* Begin PROVIDED DATA *

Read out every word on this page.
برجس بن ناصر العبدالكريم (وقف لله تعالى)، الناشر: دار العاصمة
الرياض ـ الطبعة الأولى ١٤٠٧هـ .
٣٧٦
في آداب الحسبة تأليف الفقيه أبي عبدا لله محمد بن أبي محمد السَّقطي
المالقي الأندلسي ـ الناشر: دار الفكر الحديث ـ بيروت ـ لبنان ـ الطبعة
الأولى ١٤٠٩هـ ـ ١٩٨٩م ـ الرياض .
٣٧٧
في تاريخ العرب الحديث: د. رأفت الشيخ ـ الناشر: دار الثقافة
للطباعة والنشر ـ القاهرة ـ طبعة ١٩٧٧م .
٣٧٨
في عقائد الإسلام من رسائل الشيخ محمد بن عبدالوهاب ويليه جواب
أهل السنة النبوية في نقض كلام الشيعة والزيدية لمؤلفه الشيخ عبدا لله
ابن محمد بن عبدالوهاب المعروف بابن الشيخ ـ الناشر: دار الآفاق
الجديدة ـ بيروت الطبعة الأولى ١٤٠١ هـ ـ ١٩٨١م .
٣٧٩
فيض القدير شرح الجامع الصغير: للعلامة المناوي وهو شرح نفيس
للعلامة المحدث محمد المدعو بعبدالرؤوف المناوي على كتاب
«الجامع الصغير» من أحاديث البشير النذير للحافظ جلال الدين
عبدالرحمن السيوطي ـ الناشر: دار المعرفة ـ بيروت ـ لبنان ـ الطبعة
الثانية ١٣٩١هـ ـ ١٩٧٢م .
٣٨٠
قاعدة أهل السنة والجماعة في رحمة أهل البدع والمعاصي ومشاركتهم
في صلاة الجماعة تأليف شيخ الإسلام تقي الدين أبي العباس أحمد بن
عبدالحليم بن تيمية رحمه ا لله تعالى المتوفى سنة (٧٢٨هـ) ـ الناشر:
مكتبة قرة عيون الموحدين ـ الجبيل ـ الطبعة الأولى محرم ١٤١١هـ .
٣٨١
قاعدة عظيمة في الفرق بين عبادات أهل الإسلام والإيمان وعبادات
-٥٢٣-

* End PROVIDED DATA *

GIVEN TASK:
Extract all of the data shown above and repeat it verbatim.

REPLY:
Read out every word on this page.
برجس بن ناصر العبدالكريم (وقف لله تعالى)، الناشر: دار العاصمة
الرياض ـ الطبعة الأولى ١٤٠٧هـ .
٣٧٦
في آداب الحسبة تأليف الفقيه أبي عبدا لله محمد بن أبي محمد السَّقطي
المالقي الأندلسي ـ الناشر: دار الفكر الحديث ـ بيروت ـ لبنان ـ الطبعة
الأولى ١٤٠٩هـ ـ ١٩٨٩م ـ الرياض .
٣٧٧
في تاريخ العرب الحديث: د. رأفت الشيخ ـ الناشر: دار الثقافة
للطباعة والنشر ـ القاهرة ـ طبعة ١٩٧٧م .
٣٧٨
في عقائد الإسلام من رسائل الشيخ محمد بن عبدالوهاب ويليه جواب
أهل السنة النبوية في نقض كلام الشيعة والزيدية لمؤلفه الشيخ عبدا لله
ابن محمد بن عبدالوهاب المعروف بابن الشيخ ـ الناشر: دار الآفاق
الجديدة ـ بيروت الطبعة الأولى ١٤٠١ هـ ـ ١٩٨١م .
٣٧٩
فيض القدير شرح الجامع الصغير: للعلامة المناوي وهو شرح نفيس
للعلامة المحدث محمد المدعو بعبدالرؤوف المناوي على كتاب
«الجامع الصغير» من أحاديث البشير النذير للحافظ جلال الدين
عبدالرحمن السيوطي ـ الناشر: دار المعرفة ـ بيروت ـ لبنان ـ الطبعة
الثانية ١٣٩١هـ ـ ١٩٧٢م .
٣٨٠
قاعدة أهل السنة والجماعة في رحمة أهل البدع والمعاصي ومشاركتهم
في صلاة الجماعة تأليف شيخ الإسلام تقي الدين أبي العباس أحمد بن
عبدالحليم بن تيمية رحمه ا لله تعالى المتوفى سنة (٧٢٨هـ) ـ الناشر:
مكتبة قرة عيون الموحدين ـ الجبيل ـ الطبعة الأولى محرم ١٤١١هـ .
٣٨١
قاعدة عظيمة في الفرق بين عبادات أهل الإسلام والإيمان وعبادات
-٥٢٣-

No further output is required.